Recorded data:

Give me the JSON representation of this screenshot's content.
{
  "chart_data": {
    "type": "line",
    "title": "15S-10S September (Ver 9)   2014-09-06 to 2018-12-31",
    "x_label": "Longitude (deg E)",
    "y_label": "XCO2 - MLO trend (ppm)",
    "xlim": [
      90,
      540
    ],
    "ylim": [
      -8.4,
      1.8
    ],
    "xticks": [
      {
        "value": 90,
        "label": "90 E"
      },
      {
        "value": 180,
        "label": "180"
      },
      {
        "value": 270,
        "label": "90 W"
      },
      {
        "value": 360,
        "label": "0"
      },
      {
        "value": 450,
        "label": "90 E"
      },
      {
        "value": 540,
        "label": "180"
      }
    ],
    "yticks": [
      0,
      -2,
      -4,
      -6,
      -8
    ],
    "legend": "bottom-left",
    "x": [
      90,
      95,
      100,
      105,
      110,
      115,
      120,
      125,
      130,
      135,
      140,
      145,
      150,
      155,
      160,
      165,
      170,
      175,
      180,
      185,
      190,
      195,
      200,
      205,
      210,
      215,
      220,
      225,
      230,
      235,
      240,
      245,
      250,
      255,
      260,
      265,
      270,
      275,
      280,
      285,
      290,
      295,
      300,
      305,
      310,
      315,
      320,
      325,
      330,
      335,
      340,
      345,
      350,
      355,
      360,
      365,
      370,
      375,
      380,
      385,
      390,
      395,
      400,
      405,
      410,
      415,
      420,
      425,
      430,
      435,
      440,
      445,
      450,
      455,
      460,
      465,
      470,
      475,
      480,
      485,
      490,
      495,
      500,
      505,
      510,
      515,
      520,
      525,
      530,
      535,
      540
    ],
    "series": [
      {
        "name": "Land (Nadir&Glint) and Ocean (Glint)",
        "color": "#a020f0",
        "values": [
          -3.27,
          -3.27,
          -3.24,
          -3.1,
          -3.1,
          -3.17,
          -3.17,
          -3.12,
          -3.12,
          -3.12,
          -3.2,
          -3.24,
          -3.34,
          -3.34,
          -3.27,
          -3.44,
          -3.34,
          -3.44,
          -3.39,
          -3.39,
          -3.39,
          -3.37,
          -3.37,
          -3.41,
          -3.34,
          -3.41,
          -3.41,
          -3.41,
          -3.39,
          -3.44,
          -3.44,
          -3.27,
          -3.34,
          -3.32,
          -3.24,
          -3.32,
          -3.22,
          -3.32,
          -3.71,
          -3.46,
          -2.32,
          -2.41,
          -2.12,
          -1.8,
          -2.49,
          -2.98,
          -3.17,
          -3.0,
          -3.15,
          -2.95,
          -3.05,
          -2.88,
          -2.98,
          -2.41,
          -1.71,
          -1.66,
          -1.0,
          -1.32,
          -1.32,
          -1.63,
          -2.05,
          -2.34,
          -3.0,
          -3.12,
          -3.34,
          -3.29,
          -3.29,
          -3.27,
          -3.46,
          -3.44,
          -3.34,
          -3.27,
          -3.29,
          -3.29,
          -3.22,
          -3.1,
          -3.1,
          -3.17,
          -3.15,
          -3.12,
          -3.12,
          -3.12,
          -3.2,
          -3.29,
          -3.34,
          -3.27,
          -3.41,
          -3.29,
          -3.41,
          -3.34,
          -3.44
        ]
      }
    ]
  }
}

Direction –
Print the records above in full, exactly.

The solution –
Give me the JSON representation of this screenshot's content.
{
  "chart_data": {
    "type": "line",
    "title": "15S-10S September (Ver 9)   2014-09-06 to 2018-12-31",
    "x_label": "Longitude (deg E)",
    "y_label": "XCO2 - MLO trend (ppm)",
    "xlim": [
      90,
      540
    ],
    "ylim": [
      -8.4,
      1.8
    ],
    "xticks": [
      {
        "value": 90,
        "label": "90 E"
      },
      {
        "value": 180,
        "label": "180"
      },
      {
        "value": 270,
        "label": "90 W"
      },
      {
        "value": 360,
        "label": "0"
      },
      {
        "value": 450,
        "label": "90 E"
      },
      {
        "value": 540,
        "label": "180"
      }
    ],
    "yticks": [
      0,
      -2,
      -4,
      -6,
      -8
    ],
    "legend": "bottom-left",
    "x": [
      90,
      95,
      100,
      105,
      110,
      115,
      120,
      125,
      130,
      135,
      140,
      145,
      150,
      155,
      160,
      165,
      170,
      175,
      180,
      185,
      190,
      195,
      200,
      205,
      210,
      215,
      220,
      225,
      230,
      235,
      240,
      245,
      250,
      255,
      260,
      265,
      270,
      275,
      280,
      285,
      290,
      295,
      300,
      305,
      310,
      315,
      320,
      325,
      330,
      335,
      340,
      345,
      350,
      355,
      360,
      365,
      370,
      375,
      380,
      385,
      390,
      395,
      400,
      405,
      410,
      415,
      420,
      425,
      430,
      435,
      440,
      445,
      450,
      455,
      460,
      465,
      470,
      475,
      480,
      485,
      490,
      495,
      500,
      505,
      510,
      515,
      520,
      525,
      530,
      535,
      540
    ],
    "series": [
      {
        "name": "Land (Nadir&Glint) and Ocean (Glint)",
        "color": "#a020f0",
        "values": [
          -3.27,
          -3.27,
          -3.24,
          -3.1,
          -3.1,
          -3.17,
          -3.17,
          -3.12,
          -3.12,
          -3.12,
          -3.2,
          -3.24,
          -3.34,
          -3.34,
          -3.27,
          -3.44,
          -3.34,
          -3.44,
          -3.39,
          -3.39,
          -3.39,
          -3.37,
          -3.37,
          -3.41,
          -3.34,
          -3.41,
          -3.41,
          -3.41,
          -3.39,
          -3.44,
          -3.44,
          -3.27,
          -3.34,
          -3.32,
          -3.24,
          -3.32,
          -3.22,
          -3.32,
          -3.71,
          -3.46,
          -2.32,
          -2.41,
          -2.12,
          -1.8,
          -2.49,
          -2.98,
          -3.17,
          -3.0,
          -3.15,
          -2.95,
          -3.05,
          -2.88,
          -2.98,
          -2.41,
          -1.71,
          -1.66,
          -1.0,
          -1.32,
          -1.32,
          -1.63,
          -2.05,
          -2.34,
          -3.0,
          -3.12,
          -3.34,
          -3.29,
          -3.29,
          -3.27,
          -3.46,
          -3.44,
          -3.34,
          -3.27,
          -3.29,
          -3.29,
          -3.22,
          -3.1,
          -3.1,
          -3.17,
          -3.15,
          -3.12,
          -3.12,
          -3.12,
          -3.2,
          -3.29,
          -3.34,
          -3.27,
          -3.41,
          -3.29,
          -3.41,
          -3.34,
          -3.44
        ]
      }
    ]
  }
}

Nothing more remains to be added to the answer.